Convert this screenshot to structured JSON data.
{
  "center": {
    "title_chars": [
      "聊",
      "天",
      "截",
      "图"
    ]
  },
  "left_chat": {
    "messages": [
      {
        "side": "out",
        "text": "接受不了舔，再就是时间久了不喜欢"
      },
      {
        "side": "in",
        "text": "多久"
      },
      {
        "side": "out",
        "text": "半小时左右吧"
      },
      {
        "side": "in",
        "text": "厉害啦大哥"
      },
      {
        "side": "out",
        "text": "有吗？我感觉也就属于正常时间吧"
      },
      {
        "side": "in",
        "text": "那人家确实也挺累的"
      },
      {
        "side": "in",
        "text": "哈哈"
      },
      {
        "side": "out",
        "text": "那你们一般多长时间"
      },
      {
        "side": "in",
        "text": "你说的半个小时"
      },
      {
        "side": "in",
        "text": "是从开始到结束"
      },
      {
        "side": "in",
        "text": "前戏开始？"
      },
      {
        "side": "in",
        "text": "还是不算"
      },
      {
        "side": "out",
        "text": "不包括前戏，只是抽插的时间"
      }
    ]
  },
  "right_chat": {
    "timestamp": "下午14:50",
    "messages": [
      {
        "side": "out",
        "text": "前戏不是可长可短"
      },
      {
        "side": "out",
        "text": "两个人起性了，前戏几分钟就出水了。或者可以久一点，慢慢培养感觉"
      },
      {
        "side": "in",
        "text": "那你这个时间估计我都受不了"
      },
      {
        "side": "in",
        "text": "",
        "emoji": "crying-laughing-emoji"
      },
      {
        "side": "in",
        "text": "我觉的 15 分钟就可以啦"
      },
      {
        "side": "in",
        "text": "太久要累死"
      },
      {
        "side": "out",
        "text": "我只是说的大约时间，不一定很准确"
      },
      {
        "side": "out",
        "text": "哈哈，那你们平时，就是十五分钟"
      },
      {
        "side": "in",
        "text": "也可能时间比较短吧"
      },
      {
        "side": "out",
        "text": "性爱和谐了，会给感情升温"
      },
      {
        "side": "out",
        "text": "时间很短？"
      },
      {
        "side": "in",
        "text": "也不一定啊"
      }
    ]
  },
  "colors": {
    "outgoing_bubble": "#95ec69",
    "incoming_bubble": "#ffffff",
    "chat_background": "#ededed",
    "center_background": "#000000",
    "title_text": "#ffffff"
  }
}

= = = = =

Print the entries exactly. Include every one.

■ WORKED SOLUTION ■
Convert this screenshot to structured JSON data.
{
  "center": {
    "title_chars": [
      "聊",
      "天",
      "截",
      "图"
    ]
  },
  "left_chat": {
    "messages": [
      {
        "side": "out",
        "text": "接受不了舔，再就是时间久了不喜欢"
      },
      {
        "side": "in",
        "text": "多久"
      },
      {
        "side": "out",
        "text": "半小时左右吧"
      },
      {
        "side": "in",
        "text": "厉害啦大哥"
      },
      {
        "side": "out",
        "text": "有吗？我感觉也就属于正常时间吧"
      },
      {
        "side": "in",
        "text": "那人家确实也挺累的"
      },
      {
        "side": "in",
        "text": "哈哈"
      },
      {
        "side": "out",
        "text": "那你们一般多长时间"
      },
      {
        "side": "in",
        "text": "你说的半个小时"
      },
      {
        "side": "in",
        "text": "是从开始到结束"
      },
      {
        "side": "in",
        "text": "前戏开始？"
      },
      {
        "side": "in",
        "text": "还是不算"
      },
      {
        "side": "out",
        "text": "不包括前戏，只是抽插的时间"
      }
    ]
  },
  "right_chat": {
    "timestamp": "下午14:50",
    "messages": [
      {
        "side": "out",
        "text": "前戏不是可长可短"
      },
      {
        "side": "out",
        "text": "两个人起性了，前戏几分钟就出水了。或者可以久一点，慢慢培养感觉"
      },
      {
        "side": "in",
        "text": "那你这个时间估计我都受不了"
      },
      {
        "side": "in",
        "text": "",
        "emoji": "crying-laughing-emoji"
      },
      {
        "side": "in",
        "text": "我觉的 15 分钟就可以啦"
      },
      {
        "side": "in",
        "text": "太久要累死"
      },
      {
        "side": "out",
        "text": "我只是说的大约时间，不一定很准确"
      },
      {
        "side": "out",
        "text": "哈哈，那你们平时，就是十五分钟"
      },
      {
        "side": "in",
        "text": "也可能时间比较短吧"
      },
      {
        "side": "out",
        "text": "性爱和谐了，会给感情升温"
      },
      {
        "side": "out",
        "text": "时间很短？"
      },
      {
        "side": "in",
        "text": "也不一定啊"
      }
    ]
  },
  "colors": {
    "outgoing_bubble": "#95ec69",
    "incoming_bubble": "#ffffff",
    "chat_background": "#ededed",
    "center_background": "#000000",
    "title_text": "#ffffff"
  }
}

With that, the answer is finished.